[Data records]
####################
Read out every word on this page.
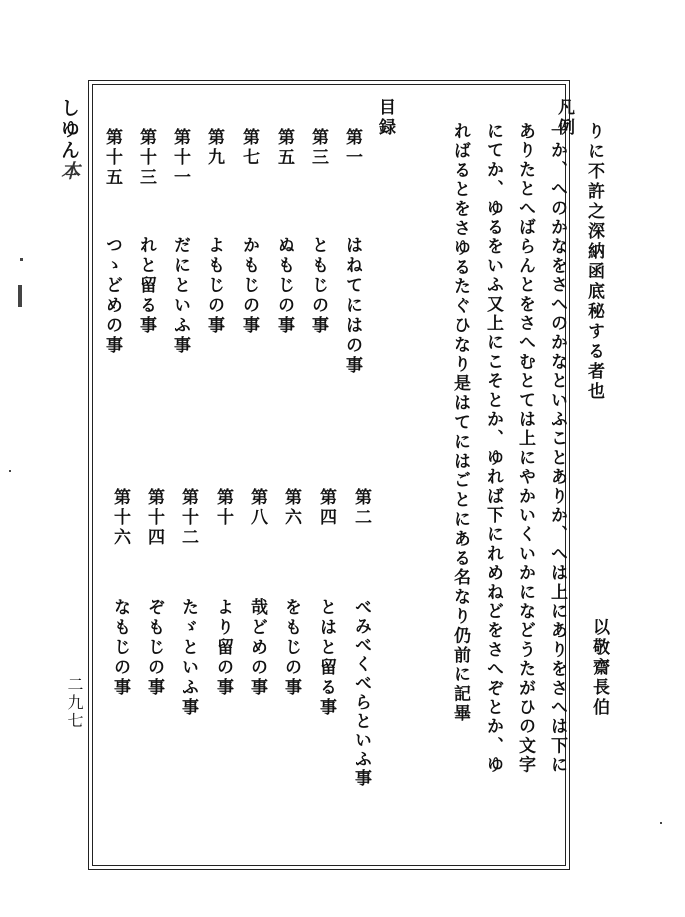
しゆん本
二九七	以敬齋長伯
りに不許之深納函底秘する者也
凡例
一か、へのかなをさへのかなといふことありか、へは上にありをさへは下に
ありたとへばらんとをさへむとては上にやかいくいかになどうたがひの文字
にてか、ゆるをいふ又上にこそとか、ゆれば下にれめねどをさへぞとか、ゆ
ればるとをさゆるたぐひなり是はてにはごとにある名なり仍前に記畢
目録
第一
はねてにはの事
第三
ともじの事
第五
ぬもじの事
第七
かもじの事
第九
よもじの事
第十一
だにといふ事
第十三
れと留る事
第十五
つゝどめの事
第二
べみべくべらといふ事
第四
とはと留る事
第六
をもじの事
第八
哉どめの事
第十
より留の事
第十二
たゞといふ事
第十四
ぞもじの事
第十六
なもじの事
####################
• **Written problem**: Every record above should be transcribed exactly; the pictures stay out of the copy.

• **Output of the exercise**:
Read out every word on this page.
しゆん本
二九七	以敬齋長伯
りに不許之深納函底秘する者也
凡例
一か、へのかなをさへのかなといふことありか、へは上にありをさへは下に
ありたとへばらんとをさへむとては上にやかいくいかになどうたがひの文字
にてか、ゆるをいふ又上にこそとか、ゆれば下にれめねどをさへぞとか、ゆ
ればるとをさゆるたぐひなり是はてにはごとにある名なり仍前に記畢
目録
第一
はねてにはの事
第三
ともじの事
第五
ぬもじの事
第七
かもじの事
第九
よもじの事
第十一
だにといふ事
第十三
れと留る事
第十五
つゝどめの事
第二
べみべくべらといふ事
第四
とはと留る事
第六
をもじの事
第八
哉どめの事
第十
より留の事
第十二
たゞといふ事
第十四
ぞもじの事
第十六
なもじの事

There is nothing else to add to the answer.